» **Instruction**:
Gather all lines in the data that hold the string "Summary".

» **Exercise inputs**:
========================================

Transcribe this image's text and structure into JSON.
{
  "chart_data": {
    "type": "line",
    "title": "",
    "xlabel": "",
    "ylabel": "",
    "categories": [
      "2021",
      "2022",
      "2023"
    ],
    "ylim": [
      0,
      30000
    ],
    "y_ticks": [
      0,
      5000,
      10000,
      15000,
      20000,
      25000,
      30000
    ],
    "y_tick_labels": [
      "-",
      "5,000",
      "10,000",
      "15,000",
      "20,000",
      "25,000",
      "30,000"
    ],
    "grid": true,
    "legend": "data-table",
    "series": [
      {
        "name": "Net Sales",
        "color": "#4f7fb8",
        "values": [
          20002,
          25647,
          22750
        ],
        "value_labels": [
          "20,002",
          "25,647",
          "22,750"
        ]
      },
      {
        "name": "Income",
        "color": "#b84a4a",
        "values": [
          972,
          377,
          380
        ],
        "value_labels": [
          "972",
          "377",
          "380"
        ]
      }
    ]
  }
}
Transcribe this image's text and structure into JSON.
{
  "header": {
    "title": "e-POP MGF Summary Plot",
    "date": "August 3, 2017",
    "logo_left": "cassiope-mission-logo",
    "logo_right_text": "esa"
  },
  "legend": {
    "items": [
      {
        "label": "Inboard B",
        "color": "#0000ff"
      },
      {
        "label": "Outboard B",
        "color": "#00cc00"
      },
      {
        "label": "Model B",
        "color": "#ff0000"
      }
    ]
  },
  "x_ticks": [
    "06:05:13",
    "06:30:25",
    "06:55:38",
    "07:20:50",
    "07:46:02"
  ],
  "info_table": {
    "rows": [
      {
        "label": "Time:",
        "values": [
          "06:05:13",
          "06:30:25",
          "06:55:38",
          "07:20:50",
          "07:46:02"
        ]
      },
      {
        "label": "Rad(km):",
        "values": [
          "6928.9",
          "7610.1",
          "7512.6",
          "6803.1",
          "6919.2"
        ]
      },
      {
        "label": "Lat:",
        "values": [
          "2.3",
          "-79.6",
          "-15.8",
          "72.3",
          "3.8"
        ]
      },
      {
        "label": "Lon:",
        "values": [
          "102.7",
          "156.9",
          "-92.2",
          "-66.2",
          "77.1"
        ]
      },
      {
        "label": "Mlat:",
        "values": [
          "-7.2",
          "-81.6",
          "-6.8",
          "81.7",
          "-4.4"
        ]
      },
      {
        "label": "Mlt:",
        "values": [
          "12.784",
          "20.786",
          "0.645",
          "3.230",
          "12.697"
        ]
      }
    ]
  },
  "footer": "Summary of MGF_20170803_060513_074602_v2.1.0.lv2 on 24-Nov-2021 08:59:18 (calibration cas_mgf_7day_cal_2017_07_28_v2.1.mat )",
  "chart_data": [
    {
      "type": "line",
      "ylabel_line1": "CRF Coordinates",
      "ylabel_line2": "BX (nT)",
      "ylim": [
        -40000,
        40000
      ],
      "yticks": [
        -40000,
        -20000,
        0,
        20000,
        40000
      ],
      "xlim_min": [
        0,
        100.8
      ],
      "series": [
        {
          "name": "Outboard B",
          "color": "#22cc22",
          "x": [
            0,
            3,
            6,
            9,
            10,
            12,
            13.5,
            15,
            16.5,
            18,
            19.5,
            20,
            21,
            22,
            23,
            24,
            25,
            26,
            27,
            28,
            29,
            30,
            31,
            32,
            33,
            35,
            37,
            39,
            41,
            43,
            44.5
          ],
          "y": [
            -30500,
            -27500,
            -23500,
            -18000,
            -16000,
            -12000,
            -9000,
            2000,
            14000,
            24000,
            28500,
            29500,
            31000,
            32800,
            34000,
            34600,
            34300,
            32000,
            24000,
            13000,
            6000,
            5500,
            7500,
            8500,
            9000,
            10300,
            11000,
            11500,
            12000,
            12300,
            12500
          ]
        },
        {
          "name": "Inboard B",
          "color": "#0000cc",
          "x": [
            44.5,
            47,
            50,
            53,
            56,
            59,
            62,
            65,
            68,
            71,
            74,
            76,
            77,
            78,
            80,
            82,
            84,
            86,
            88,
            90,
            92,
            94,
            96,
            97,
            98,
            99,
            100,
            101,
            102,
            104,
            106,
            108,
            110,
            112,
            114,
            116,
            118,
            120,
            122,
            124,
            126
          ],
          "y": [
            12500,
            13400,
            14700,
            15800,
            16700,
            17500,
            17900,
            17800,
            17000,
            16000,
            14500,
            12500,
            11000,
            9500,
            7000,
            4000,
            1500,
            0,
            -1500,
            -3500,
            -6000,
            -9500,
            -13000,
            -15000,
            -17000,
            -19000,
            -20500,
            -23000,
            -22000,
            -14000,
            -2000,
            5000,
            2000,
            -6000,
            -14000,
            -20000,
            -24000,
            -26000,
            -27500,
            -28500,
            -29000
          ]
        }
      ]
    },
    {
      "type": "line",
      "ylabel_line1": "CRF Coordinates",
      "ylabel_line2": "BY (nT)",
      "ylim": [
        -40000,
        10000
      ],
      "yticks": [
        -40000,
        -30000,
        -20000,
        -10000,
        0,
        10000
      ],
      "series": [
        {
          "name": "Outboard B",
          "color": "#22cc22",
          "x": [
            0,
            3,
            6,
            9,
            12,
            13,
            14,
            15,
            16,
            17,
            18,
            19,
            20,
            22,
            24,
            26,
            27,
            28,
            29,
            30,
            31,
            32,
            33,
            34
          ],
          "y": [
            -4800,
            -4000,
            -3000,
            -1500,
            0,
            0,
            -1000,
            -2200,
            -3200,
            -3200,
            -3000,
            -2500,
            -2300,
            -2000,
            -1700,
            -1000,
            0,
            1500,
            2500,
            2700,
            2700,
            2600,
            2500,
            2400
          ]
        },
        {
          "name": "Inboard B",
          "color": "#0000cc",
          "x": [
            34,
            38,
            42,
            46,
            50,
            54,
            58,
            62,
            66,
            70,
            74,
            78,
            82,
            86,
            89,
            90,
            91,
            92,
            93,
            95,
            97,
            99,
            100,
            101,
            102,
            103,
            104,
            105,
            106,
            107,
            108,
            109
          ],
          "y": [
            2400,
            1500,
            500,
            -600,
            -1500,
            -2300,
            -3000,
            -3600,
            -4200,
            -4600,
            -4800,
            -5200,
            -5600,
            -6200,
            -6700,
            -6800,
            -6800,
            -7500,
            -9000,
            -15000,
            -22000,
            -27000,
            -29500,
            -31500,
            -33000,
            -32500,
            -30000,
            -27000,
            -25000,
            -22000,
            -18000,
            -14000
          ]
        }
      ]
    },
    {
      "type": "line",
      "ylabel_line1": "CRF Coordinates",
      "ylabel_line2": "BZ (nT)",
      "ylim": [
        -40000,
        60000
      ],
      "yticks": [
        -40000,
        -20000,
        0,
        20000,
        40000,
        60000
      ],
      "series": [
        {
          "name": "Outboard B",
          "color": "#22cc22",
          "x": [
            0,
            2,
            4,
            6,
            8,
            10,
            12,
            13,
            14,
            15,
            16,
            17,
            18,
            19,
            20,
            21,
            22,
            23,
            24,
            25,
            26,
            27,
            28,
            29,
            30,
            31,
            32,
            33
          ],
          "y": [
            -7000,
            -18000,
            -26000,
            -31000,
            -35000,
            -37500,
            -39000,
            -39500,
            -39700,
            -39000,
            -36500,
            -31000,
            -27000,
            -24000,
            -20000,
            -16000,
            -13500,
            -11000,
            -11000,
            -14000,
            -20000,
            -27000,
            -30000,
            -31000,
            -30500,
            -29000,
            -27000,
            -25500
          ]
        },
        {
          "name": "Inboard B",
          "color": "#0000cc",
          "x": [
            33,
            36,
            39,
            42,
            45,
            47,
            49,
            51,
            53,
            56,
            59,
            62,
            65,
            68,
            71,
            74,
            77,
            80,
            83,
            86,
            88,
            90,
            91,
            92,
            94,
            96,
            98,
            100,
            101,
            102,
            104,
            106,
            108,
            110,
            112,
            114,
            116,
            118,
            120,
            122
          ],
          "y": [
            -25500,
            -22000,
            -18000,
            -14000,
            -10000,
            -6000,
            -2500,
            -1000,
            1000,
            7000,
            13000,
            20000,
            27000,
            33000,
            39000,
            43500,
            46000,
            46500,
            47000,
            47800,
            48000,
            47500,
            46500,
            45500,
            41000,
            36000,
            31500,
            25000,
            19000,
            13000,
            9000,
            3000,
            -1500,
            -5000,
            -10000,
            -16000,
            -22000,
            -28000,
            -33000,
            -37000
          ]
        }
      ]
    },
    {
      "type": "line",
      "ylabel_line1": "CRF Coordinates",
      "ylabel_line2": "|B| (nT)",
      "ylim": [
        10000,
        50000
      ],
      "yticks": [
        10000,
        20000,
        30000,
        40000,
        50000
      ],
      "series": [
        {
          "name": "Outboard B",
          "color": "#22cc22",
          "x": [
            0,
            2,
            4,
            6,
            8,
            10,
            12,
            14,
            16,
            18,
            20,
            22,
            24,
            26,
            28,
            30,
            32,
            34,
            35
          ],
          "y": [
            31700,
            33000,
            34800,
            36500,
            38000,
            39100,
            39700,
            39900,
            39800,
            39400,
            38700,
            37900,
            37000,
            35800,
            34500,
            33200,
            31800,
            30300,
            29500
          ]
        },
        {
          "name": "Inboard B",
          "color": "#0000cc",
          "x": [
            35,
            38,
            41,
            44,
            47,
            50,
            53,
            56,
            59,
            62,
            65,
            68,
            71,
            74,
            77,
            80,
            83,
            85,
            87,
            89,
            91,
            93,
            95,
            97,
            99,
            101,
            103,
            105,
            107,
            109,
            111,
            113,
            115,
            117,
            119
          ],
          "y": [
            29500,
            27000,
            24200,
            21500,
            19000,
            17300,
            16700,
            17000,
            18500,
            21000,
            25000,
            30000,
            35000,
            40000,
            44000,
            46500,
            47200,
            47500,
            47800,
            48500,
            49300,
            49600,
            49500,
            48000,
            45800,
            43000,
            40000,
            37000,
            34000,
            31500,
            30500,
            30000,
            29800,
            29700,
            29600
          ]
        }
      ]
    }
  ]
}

========================================

» **Answer**:
    "title": "e-POP MGF Summary Plot",
  "footer": "Summary of MGF_20170803_060513_074602_v2.1.0.lv2 on 24-Nov-2021 08:59:18 (calibration cas_mgf_7day_cal_2017_07_28_v2.1.mat )",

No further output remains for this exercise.